* _What the exercise asks_
Scan the entries below. List each line with "pompe".

Records from a data source
══════════
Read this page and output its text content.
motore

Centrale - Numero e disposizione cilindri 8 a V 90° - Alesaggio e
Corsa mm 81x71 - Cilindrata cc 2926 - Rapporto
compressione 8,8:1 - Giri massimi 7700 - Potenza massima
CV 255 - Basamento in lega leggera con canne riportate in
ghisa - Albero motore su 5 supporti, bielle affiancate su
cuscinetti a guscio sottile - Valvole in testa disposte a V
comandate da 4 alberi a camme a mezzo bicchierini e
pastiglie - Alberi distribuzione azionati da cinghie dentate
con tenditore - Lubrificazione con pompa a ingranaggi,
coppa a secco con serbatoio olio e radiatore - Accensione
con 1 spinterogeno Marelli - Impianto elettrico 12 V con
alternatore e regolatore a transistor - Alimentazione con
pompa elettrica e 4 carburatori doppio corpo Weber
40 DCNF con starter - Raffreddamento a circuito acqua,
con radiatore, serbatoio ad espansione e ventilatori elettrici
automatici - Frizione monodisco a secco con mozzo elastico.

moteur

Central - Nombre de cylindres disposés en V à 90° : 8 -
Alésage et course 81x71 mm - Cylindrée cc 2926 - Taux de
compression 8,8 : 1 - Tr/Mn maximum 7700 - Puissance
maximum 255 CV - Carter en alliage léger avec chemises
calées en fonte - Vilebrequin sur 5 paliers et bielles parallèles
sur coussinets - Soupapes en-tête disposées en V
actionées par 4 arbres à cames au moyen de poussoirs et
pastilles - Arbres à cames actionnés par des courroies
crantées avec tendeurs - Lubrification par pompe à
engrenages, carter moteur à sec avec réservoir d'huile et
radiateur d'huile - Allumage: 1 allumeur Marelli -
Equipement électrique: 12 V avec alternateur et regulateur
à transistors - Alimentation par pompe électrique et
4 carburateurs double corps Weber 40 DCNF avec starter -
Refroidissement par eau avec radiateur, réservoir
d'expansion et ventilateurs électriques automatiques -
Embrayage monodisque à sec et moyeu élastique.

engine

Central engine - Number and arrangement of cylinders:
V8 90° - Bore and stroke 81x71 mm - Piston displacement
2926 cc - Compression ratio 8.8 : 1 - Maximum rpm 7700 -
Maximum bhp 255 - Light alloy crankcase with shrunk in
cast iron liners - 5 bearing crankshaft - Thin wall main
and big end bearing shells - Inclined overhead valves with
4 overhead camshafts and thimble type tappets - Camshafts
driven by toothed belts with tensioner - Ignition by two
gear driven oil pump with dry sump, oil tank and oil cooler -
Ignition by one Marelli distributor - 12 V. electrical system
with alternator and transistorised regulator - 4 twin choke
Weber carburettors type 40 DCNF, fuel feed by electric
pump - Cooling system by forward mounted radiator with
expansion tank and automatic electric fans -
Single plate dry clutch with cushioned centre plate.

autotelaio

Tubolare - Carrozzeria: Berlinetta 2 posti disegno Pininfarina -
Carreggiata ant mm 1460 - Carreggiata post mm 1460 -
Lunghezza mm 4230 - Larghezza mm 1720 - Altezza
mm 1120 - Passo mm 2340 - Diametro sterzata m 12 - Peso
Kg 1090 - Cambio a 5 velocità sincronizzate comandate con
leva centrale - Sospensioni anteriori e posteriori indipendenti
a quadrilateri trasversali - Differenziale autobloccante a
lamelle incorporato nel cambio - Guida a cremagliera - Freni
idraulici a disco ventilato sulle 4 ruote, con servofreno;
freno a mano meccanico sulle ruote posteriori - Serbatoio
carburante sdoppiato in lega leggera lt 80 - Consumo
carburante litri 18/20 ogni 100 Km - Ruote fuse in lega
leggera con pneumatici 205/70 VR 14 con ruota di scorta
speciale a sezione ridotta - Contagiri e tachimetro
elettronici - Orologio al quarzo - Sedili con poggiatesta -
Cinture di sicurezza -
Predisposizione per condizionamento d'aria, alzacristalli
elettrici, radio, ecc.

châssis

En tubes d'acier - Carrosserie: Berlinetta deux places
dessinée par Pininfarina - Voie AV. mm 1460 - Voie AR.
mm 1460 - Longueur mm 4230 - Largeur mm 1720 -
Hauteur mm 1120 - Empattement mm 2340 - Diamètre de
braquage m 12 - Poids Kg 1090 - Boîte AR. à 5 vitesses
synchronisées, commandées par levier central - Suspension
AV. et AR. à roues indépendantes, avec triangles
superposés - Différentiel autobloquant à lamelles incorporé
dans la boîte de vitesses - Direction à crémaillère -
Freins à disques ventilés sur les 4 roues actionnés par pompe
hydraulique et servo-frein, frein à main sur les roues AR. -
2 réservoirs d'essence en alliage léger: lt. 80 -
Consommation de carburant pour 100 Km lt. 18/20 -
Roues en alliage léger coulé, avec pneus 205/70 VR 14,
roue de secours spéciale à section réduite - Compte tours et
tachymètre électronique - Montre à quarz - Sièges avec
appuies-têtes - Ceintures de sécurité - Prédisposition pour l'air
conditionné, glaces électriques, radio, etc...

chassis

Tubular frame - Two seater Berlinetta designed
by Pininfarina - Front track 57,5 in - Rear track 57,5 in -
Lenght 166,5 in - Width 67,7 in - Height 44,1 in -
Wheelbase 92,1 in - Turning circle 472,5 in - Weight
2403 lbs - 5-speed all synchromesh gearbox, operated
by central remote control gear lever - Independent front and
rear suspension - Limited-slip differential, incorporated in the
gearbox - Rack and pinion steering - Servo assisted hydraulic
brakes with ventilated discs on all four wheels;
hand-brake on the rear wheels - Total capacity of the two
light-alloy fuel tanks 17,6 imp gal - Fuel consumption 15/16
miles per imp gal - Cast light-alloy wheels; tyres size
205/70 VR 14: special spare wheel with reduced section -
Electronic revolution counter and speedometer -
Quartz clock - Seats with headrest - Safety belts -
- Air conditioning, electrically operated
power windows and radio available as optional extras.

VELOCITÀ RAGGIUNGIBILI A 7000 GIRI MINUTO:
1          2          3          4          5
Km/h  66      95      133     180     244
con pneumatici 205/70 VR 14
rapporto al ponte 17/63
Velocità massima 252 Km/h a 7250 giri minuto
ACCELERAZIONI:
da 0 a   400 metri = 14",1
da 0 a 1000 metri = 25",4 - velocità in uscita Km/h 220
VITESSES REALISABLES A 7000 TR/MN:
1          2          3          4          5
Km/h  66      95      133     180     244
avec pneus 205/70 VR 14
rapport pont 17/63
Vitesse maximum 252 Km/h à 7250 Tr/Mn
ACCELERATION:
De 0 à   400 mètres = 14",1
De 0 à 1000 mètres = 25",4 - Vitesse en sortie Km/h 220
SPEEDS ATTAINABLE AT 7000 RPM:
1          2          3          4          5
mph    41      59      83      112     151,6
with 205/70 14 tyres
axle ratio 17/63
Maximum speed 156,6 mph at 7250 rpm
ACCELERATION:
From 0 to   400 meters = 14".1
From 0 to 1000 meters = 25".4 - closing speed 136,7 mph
══════════
* _Result for this task_
crantées avec tendeurs - Lubrification par pompe à
à transistors - Alimentation par pompe électrique et
Freins à disques ventilés sur les 4 roues actionnés par pompe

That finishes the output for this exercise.